# Written request
Copy the lines below as they are; omit the images they contain.

=-=-=-=-=

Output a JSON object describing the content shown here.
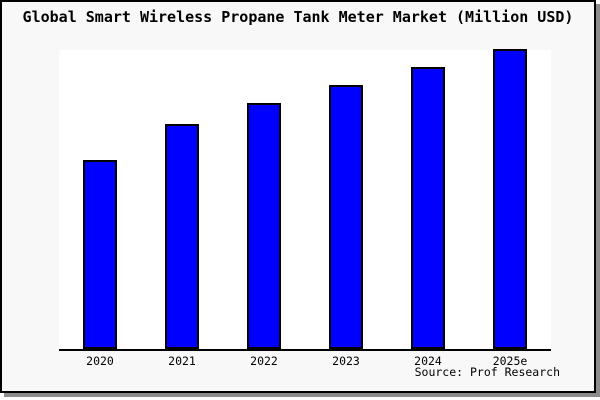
{
  "title": "Global Smart Wireless Propane Tank Meter Market (Million USD)",
  "source": "Source: Prof Research",
  "colors": {
    "bar_fill": "#0000ff",
    "bar_edge": "#000000",
    "figure_background": "#f8f8f8",
    "plot_background": "#ffffff",
    "axis_line": "#000000",
    "frame_border": "#000000",
    "frame_shadow": "#8c8c8c",
    "text": "#000000"
  },
  "chart_data": {
    "type": "bar",
    "title": "Global Smart Wireless Propane Tank Meter Market (Million USD)",
    "categories": [
      "2020",
      "2021",
      "2022",
      "2023",
      "2024",
      "2025e"
    ],
    "values": [
      63,
      75,
      82,
      88,
      94,
      100
    ],
    "xlabel": "",
    "ylabel": "",
    "ylim": [
      0,
      100.3
    ],
    "grid": false,
    "legend": false,
    "y_axis_ticks_visible": false,
    "note": "No y-axis tick labels shown in figure; values estimated in relative units from bar heights",
    "annotation": "Source: Prof Research"
  }
}
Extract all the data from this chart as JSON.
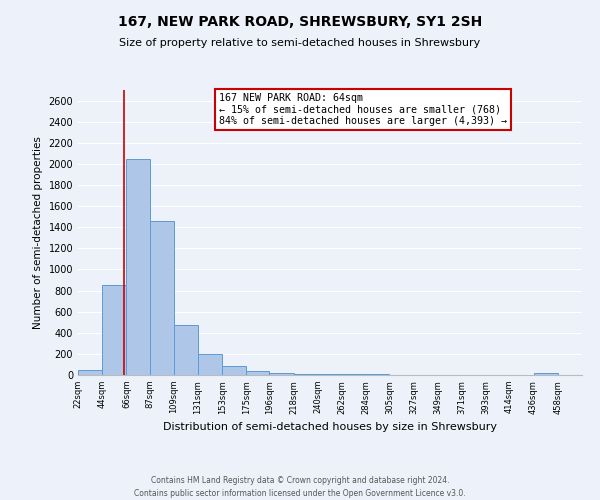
{
  "title": "167, NEW PARK ROAD, SHREWSBURY, SY1 2SH",
  "subtitle": "Size of property relative to semi-detached houses in Shrewsbury",
  "xlabel": "Distribution of semi-detached houses by size in Shrewsbury",
  "ylabel": "Number of semi-detached properties",
  "footer_line1": "Contains HM Land Registry data © Crown copyright and database right 2024.",
  "footer_line2": "Contains public sector information licensed under the Open Government Licence v3.0.",
  "annotation_title": "167 NEW PARK ROAD: 64sqm",
  "annotation_line1": "← 15% of semi-detached houses are smaller (768)",
  "annotation_line2": "84% of semi-detached houses are larger (4,393) →",
  "property_size": 64,
  "bar_left_edges": [
    22,
    44,
    66,
    87,
    109,
    131,
    153,
    175,
    196,
    218,
    240,
    262,
    284,
    305,
    327,
    349,
    371,
    393,
    414,
    436
  ],
  "bar_widths": [
    22,
    22,
    21,
    22,
    22,
    22,
    22,
    21,
    22,
    22,
    22,
    22,
    21,
    22,
    22,
    22,
    22,
    21,
    22,
    22
  ],
  "bar_heights": [
    50,
    855,
    2050,
    1460,
    470,
    200,
    90,
    40,
    20,
    5,
    5,
    5,
    5,
    0,
    0,
    0,
    0,
    0,
    0,
    15
  ],
  "bar_color": "#aec6e8",
  "bar_edge_color": "#5b9bd5",
  "marker_x": 64,
  "marker_color": "#cc0000",
  "ylim": [
    0,
    2700
  ],
  "yticks": [
    0,
    200,
    400,
    600,
    800,
    1000,
    1200,
    1400,
    1600,
    1800,
    2000,
    2200,
    2400,
    2600
  ],
  "xtick_labels": [
    "22sqm",
    "44sqm",
    "66sqm",
    "87sqm",
    "109sqm",
    "131sqm",
    "153sqm",
    "175sqm",
    "196sqm",
    "218sqm",
    "240sqm",
    "262sqm",
    "284sqm",
    "305sqm",
    "327sqm",
    "349sqm",
    "371sqm",
    "393sqm",
    "414sqm",
    "436sqm",
    "458sqm"
  ],
  "xtick_positions": [
    22,
    44,
    66,
    87,
    109,
    131,
    153,
    175,
    196,
    218,
    240,
    262,
    284,
    305,
    327,
    349,
    371,
    393,
    414,
    436,
    458
  ],
  "bg_color": "#edf2fa",
  "plot_bg_color": "#edf2fa",
  "grid_color": "#ffffff",
  "annotation_box_color": "#ffffff",
  "annotation_box_edge": "#cc0000",
  "xlim_left": 22,
  "xlim_right": 480
}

=-=-=-=-=

# Solution for this problem
Output a JSON object describing the content shown here.
{
  "title": "Global Smart Wireless Propane Tank Meter Market (Million USD)",
  "source": "Source: Prof Research",
  "colors": {
    "bar_fill": "#0000ff",
    "bar_edge": "#000000",
    "figure_background": "#f8f8f8",
    "plot_background": "#ffffff",
    "axis_line": "#000000",
    "frame_border": "#000000",
    "frame_shadow": "#8c8c8c",
    "text": "#000000"
  },
  "chart_data": {
    "type": "bar",
    "title": "Global Smart Wireless Propane Tank Meter Market (Million USD)",
    "categories": [
      "2020",
      "2021",
      "2022",
      "2023",
      "2024",
      "2025e"
    ],
    "values": [
      63,
      75,
      82,
      88,
      94,
      100
    ],
    "xlabel": "",
    "ylabel": "",
    "ylim": [
      0,
      100.3
    ],
    "grid": false,
    "legend": false,
    "y_axis_ticks_visible": false,
    "note": "No y-axis tick labels shown in figure; values estimated in relative units from bar heights",
    "annotation": "Source: Prof Research"
  }
}
Extract all the data from this chart as JSON.
{
  "title": "167, NEW PARK ROAD, SHREWSBURY, SY1 2SH",
  "subtitle": "Size of property relative to semi-detached houses in Shrewsbury",
  "xlabel": "Distribution of semi-detached houses by size in Shrewsbury",
  "ylabel": "Number of semi-detached properties",
  "footer_line1": "Contains HM Land Registry data © Crown copyright and database right 2024.",
  "footer_line2": "Contains public sector information licensed under the Open Government Licence v3.0.",
  "annotation_title": "167 NEW PARK ROAD: 64sqm",
  "annotation_line1": "← 15% of semi-detached houses are smaller (768)",
  "annotation_line2": "84% of semi-detached houses are larger (4,393) →",
  "property_size": 64,
  "bar_left_edges": [
    22,
    44,
    66,
    87,
    109,
    131,
    153,
    175,
    196,
    218,
    240,
    262,
    284,
    305,
    327,
    349,
    371,
    393,
    414,
    436
  ],
  "bar_widths": [
    22,
    22,
    21,
    22,
    22,
    22,
    22,
    21,
    22,
    22,
    22,
    22,
    21,
    22,
    22,
    22,
    22,
    21,
    22,
    22
  ],
  "bar_heights": [
    50,
    855,
    2050,
    1460,
    470,
    200,
    90,
    40,
    20,
    5,
    5,
    5,
    5,
    0,
    0,
    0,
    0,
    0,
    0,
    15
  ],
  "bar_color": "#aec6e8",
  "bar_edge_color": "#5b9bd5",
  "marker_x": 64,
  "marker_color": "#cc0000",
  "ylim": [
    0,
    2700
  ],
  "yticks": [
    0,
    200,
    400,
    600,
    800,
    1000,
    1200,
    1400,
    1600,
    1800,
    2000,
    2200,
    2400,
    2600
  ],
  "xtick_labels": [
    "22sqm",
    "44sqm",
    "66sqm",
    "87sqm",
    "109sqm",
    "131sqm",
    "153sqm",
    "175sqm",
    "196sqm",
    "218sqm",
    "240sqm",
    "262sqm",
    "284sqm",
    "305sqm",
    "327sqm",
    "349sqm",
    "371sqm",
    "393sqm",
    "414sqm",
    "436sqm",
    "458sqm"
  ],
  "xtick_positions": [
    22,
    44,
    66,
    87,
    109,
    131,
    153,
    175,
    196,
    218,
    240,
    262,
    284,
    305,
    327,
    349,
    371,
    393,
    414,
    436,
    458
  ],
  "bg_color": "#edf2fa",
  "plot_bg_color": "#edf2fa",
  "grid_color": "#ffffff",
  "annotation_box_color": "#ffffff",
  "annotation_box_edge": "#cc0000",
  "xlim_left": 22,
  "xlim_right": 480
}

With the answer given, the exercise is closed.